**TASK TO COMPLETE**
Using the data below, copy each line that includes the word "type".

Records that describe figures:
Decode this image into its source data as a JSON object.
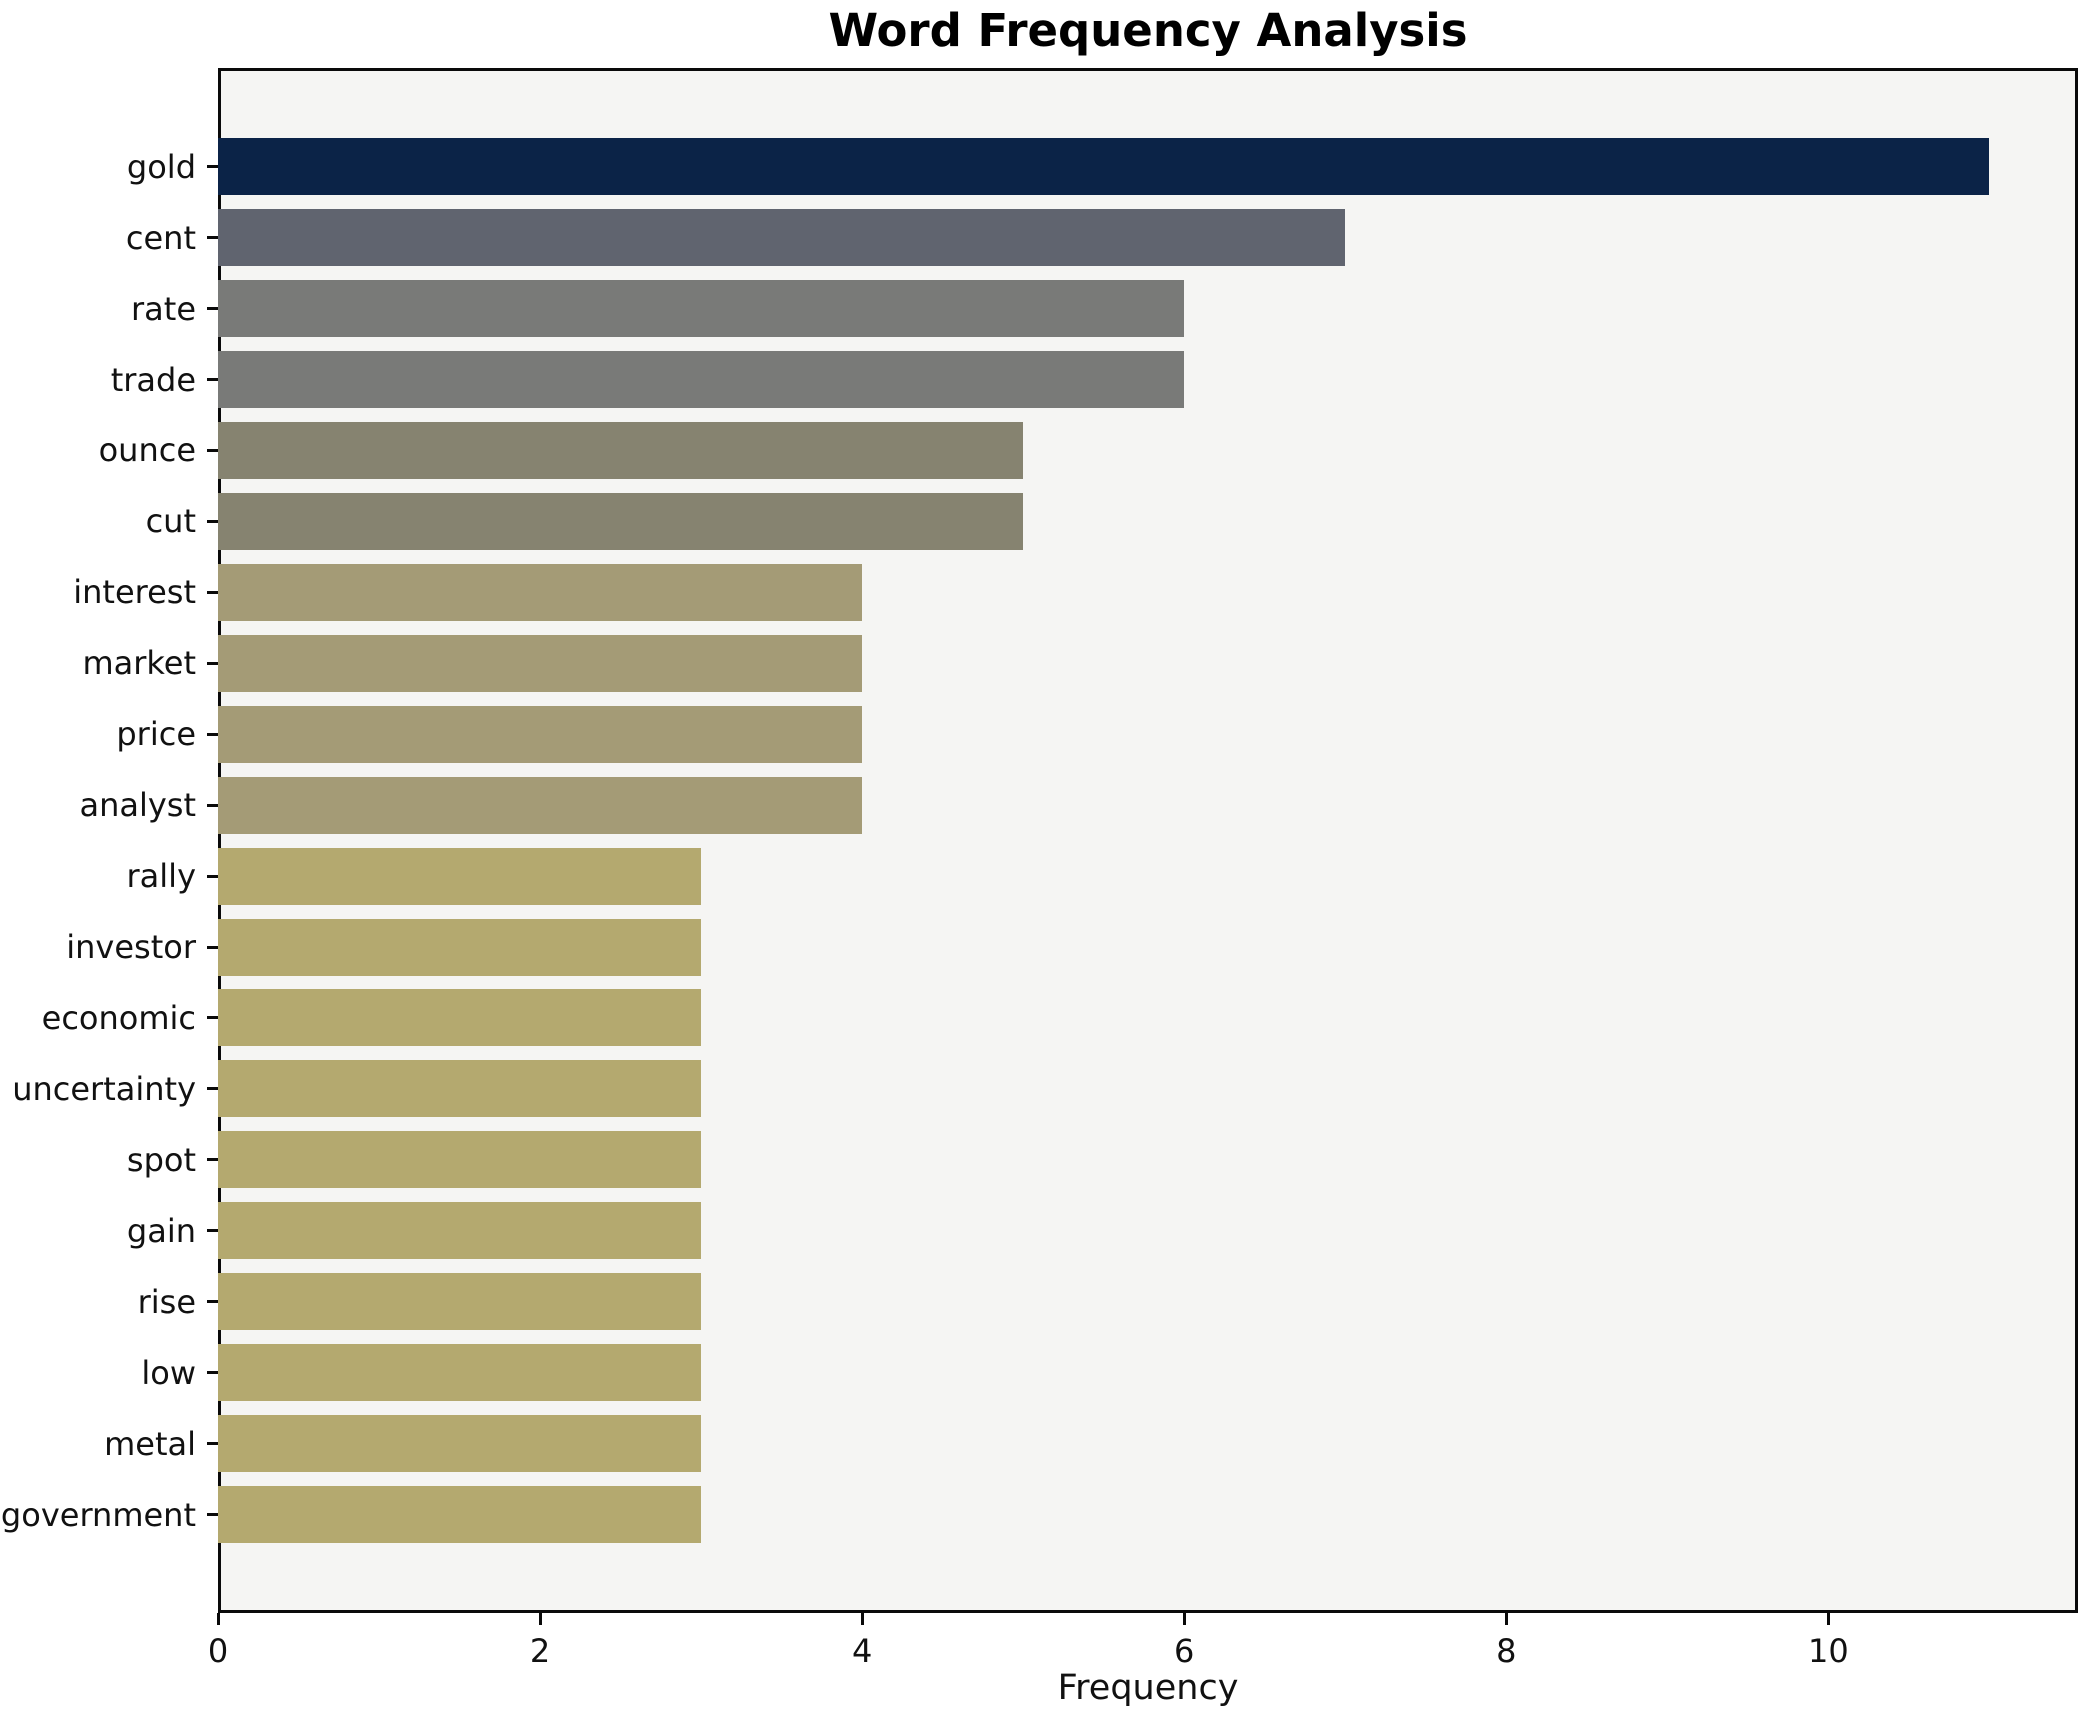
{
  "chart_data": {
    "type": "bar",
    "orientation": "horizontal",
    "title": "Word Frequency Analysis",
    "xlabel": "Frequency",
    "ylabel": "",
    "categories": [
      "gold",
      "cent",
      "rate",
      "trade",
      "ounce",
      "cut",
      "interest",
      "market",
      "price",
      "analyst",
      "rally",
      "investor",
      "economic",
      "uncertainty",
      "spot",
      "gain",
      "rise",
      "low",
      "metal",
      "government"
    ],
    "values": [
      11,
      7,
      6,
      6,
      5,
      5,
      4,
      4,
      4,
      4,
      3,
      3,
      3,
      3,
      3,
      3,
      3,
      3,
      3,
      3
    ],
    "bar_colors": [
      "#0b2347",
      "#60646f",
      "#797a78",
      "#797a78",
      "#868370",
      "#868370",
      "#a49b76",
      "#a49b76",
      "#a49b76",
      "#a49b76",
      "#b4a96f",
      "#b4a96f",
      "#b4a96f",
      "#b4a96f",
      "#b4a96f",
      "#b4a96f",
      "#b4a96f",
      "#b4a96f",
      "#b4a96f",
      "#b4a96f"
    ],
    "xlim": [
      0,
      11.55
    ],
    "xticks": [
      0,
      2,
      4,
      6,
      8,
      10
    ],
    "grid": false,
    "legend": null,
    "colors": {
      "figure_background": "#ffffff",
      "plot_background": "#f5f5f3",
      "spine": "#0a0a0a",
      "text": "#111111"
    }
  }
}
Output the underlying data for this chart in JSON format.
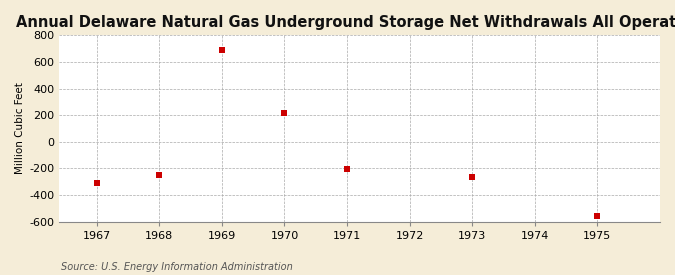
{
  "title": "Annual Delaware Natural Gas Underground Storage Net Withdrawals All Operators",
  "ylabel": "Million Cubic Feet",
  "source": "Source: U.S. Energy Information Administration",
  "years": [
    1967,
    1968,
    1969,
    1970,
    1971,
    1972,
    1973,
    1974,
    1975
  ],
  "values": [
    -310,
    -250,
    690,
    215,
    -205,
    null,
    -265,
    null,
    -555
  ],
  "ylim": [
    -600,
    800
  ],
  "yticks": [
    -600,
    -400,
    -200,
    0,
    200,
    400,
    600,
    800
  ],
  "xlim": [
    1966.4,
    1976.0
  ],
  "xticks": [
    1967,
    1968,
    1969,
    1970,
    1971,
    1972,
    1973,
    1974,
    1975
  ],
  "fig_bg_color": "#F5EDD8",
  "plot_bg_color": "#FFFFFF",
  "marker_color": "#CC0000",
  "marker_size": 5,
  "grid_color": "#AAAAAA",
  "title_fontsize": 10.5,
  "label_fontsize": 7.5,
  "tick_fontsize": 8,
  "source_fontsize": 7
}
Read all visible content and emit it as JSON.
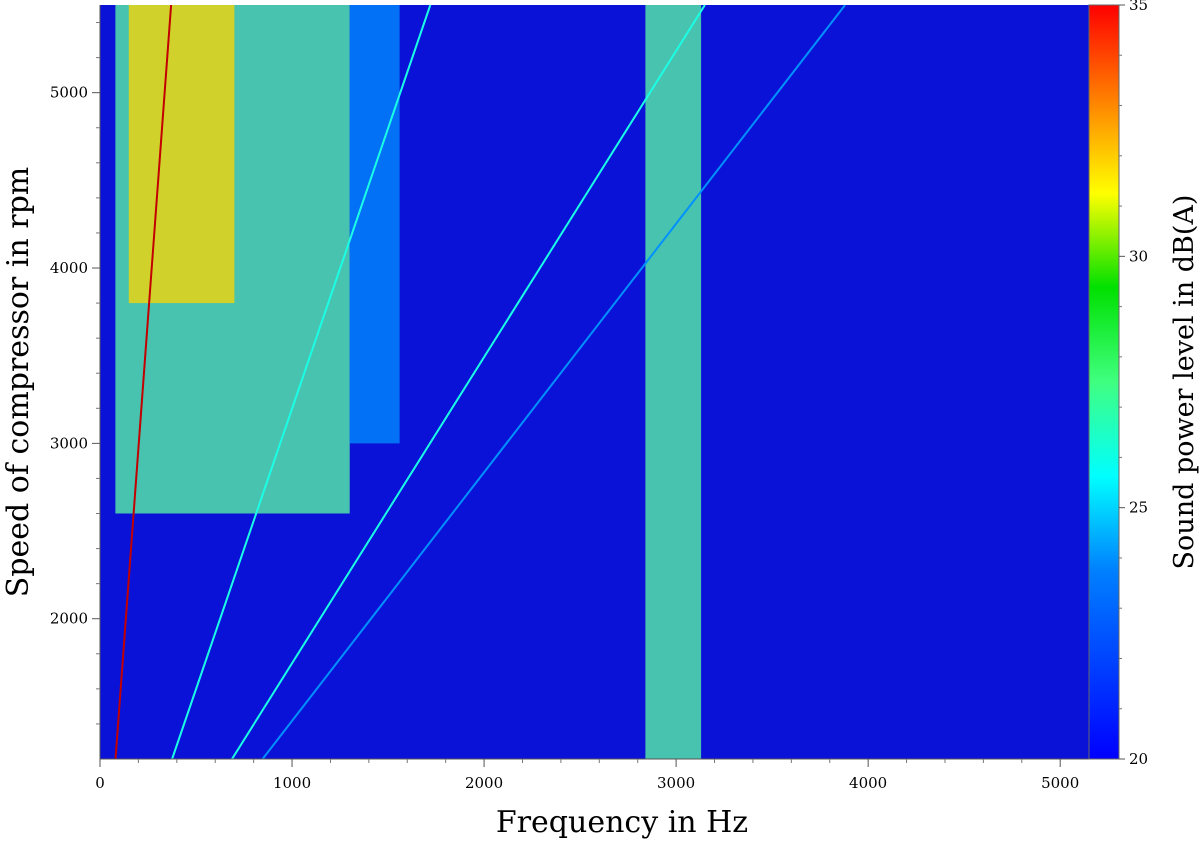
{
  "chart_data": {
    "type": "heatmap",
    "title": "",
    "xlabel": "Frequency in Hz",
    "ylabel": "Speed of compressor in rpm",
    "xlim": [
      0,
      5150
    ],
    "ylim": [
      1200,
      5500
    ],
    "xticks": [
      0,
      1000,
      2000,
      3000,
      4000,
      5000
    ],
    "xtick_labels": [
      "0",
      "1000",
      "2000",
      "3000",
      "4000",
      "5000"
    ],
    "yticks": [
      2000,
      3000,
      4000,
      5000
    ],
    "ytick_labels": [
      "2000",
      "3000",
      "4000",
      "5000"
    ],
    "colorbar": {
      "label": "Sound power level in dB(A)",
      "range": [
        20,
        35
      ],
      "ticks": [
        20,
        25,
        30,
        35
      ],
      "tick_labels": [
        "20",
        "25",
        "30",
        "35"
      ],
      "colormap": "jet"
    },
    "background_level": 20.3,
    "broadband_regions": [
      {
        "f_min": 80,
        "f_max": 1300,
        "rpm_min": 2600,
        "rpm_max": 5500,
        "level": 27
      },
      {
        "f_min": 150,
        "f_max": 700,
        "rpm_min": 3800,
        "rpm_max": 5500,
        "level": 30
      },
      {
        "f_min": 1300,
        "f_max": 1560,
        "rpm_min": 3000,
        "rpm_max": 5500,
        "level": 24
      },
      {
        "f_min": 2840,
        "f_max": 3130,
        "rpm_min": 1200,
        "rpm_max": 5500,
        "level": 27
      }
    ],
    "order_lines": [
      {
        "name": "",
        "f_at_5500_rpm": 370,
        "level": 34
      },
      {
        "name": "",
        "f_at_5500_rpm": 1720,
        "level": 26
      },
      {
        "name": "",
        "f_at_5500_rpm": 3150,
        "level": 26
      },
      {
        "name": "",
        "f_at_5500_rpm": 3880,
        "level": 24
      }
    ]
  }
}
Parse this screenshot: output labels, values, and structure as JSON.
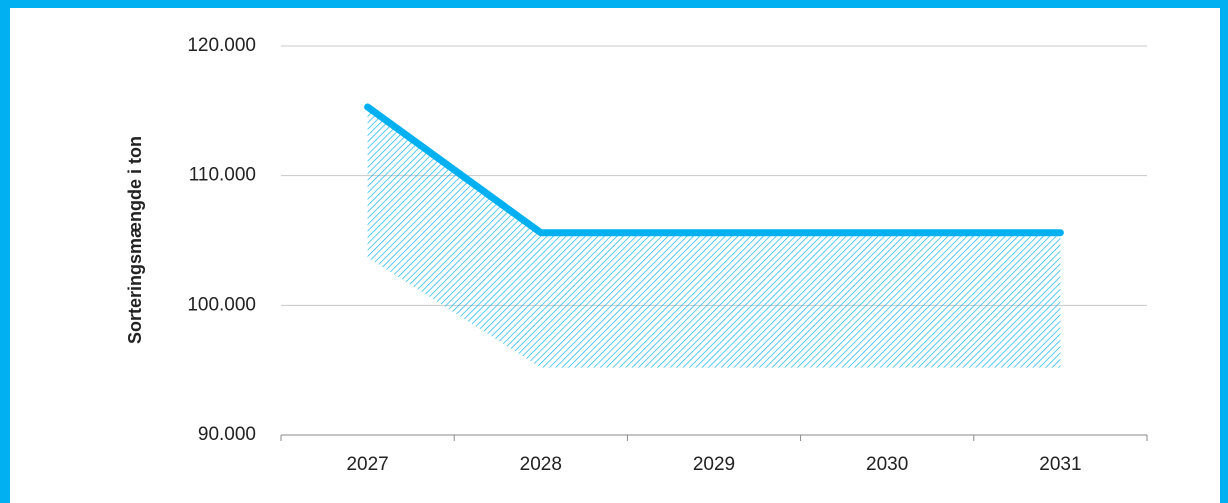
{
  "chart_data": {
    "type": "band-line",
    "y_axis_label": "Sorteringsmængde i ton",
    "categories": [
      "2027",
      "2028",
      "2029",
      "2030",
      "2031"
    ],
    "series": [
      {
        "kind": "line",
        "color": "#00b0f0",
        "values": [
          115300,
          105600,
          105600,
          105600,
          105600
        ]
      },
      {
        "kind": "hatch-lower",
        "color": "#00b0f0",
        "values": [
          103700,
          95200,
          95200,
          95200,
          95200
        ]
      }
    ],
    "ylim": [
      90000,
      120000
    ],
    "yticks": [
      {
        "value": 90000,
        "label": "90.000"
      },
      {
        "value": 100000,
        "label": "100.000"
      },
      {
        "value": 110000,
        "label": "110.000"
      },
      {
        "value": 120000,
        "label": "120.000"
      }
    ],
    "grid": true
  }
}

**ANSWER TO THIS EXERCISE**
    "type": "bar",
    "type": "heatmap",
    "type": "band-line",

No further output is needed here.